>> START DATA IN THIS EXERCISE
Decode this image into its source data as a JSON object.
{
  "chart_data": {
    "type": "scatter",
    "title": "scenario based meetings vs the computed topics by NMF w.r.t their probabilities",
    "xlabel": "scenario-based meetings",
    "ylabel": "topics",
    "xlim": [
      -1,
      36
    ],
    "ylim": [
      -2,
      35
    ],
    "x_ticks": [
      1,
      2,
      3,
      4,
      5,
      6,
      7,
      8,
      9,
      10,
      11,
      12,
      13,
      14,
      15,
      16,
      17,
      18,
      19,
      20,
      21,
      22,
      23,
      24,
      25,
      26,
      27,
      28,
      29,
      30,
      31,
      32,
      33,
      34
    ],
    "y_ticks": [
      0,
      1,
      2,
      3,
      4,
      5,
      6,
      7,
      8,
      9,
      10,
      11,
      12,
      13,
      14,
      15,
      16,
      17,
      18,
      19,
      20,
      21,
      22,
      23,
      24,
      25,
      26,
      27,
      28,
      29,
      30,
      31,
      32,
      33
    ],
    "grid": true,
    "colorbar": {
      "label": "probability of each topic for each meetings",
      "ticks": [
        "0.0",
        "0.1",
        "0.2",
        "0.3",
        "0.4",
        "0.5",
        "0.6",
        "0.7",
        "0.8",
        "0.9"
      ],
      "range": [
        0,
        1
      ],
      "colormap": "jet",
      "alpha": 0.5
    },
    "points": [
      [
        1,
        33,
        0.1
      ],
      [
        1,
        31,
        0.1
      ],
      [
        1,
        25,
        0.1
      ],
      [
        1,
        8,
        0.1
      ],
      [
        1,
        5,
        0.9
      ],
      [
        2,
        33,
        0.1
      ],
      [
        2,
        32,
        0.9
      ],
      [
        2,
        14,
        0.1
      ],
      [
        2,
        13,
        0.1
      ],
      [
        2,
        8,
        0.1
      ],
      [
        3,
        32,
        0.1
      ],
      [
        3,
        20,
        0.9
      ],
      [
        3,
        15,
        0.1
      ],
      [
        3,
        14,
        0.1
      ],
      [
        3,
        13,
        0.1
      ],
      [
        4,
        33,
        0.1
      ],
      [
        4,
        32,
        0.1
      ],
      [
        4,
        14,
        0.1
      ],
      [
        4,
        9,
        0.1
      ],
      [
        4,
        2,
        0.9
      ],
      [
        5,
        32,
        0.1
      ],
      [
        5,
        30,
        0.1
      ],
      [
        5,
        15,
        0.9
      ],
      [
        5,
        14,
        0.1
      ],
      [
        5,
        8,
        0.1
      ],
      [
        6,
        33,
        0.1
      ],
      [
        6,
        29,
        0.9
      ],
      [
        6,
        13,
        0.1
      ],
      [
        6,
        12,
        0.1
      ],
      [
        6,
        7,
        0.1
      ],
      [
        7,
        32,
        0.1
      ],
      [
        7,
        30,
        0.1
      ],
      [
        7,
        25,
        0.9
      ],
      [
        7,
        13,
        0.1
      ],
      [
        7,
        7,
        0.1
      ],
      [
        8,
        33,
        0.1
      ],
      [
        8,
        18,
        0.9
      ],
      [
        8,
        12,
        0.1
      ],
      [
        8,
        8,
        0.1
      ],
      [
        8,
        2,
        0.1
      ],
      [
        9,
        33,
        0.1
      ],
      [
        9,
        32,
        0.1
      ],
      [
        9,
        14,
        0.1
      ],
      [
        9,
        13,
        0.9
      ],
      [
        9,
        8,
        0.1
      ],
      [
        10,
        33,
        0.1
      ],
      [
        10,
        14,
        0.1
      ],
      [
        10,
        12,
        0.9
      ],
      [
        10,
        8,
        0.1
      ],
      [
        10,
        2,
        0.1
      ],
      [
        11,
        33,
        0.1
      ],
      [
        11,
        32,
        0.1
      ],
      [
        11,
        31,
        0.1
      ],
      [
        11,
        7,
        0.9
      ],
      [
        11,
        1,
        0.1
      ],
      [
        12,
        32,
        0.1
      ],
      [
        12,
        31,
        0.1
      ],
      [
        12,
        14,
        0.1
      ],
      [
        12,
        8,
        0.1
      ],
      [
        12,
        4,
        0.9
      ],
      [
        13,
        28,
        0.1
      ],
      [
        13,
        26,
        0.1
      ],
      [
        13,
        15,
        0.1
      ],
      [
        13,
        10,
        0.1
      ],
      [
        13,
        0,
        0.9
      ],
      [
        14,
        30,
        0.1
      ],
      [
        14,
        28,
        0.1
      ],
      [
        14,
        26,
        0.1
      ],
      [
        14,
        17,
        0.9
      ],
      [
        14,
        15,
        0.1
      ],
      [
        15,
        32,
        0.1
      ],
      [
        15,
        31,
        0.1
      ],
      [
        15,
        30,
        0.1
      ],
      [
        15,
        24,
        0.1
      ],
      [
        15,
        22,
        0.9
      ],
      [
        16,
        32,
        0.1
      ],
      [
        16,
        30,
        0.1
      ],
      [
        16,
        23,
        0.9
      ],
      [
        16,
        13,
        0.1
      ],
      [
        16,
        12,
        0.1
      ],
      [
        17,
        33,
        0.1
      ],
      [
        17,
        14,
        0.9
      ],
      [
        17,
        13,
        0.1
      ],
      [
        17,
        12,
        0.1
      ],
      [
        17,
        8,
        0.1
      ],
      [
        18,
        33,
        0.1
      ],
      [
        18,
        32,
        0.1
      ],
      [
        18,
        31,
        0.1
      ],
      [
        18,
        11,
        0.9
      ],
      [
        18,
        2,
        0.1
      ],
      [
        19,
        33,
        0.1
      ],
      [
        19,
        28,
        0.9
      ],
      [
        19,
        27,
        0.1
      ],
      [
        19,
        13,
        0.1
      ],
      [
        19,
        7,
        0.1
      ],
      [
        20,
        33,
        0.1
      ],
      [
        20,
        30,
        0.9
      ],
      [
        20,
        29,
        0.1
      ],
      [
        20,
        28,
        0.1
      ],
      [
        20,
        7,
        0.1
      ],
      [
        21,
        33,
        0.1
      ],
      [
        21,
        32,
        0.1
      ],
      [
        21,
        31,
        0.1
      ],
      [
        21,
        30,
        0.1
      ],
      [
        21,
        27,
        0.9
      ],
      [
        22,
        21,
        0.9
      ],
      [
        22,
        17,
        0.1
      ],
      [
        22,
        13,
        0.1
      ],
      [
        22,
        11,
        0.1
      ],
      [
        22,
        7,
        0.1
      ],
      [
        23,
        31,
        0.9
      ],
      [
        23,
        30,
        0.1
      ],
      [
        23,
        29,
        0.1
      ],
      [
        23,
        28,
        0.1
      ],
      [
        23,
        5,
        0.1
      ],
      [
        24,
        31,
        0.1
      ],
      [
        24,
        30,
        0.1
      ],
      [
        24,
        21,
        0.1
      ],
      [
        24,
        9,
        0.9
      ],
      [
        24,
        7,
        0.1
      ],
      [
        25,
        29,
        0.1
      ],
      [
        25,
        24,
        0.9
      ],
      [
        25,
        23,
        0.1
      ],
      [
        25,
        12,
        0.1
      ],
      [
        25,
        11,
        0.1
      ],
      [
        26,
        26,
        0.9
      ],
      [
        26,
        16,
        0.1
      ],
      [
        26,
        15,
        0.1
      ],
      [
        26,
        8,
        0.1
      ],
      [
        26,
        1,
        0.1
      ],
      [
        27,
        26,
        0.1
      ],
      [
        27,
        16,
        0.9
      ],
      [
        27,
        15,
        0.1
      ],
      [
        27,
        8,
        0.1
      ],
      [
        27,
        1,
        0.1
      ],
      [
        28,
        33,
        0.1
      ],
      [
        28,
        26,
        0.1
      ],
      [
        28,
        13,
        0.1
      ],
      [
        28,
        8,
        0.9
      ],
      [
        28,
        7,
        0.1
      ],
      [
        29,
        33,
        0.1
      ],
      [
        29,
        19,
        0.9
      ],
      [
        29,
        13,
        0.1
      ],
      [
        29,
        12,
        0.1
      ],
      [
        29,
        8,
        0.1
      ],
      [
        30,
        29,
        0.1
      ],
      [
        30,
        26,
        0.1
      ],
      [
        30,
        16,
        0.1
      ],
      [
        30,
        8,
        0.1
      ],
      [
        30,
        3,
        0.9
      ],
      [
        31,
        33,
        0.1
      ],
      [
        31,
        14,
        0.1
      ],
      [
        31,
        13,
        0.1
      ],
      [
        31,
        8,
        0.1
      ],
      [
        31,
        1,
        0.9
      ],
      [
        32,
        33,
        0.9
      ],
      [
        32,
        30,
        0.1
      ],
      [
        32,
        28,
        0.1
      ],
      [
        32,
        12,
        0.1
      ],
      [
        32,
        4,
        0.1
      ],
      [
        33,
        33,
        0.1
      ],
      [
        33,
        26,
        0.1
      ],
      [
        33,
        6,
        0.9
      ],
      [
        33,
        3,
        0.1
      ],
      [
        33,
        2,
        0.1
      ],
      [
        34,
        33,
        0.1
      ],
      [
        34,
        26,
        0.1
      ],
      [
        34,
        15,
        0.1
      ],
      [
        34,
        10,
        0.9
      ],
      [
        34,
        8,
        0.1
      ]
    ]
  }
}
>> END DATA IN THIS EXERCISE
WRITTEN EXERCISE: Using the entries above, state how many lines include the word "meetings", with no other words.

WRITTEN SOLUTION: 3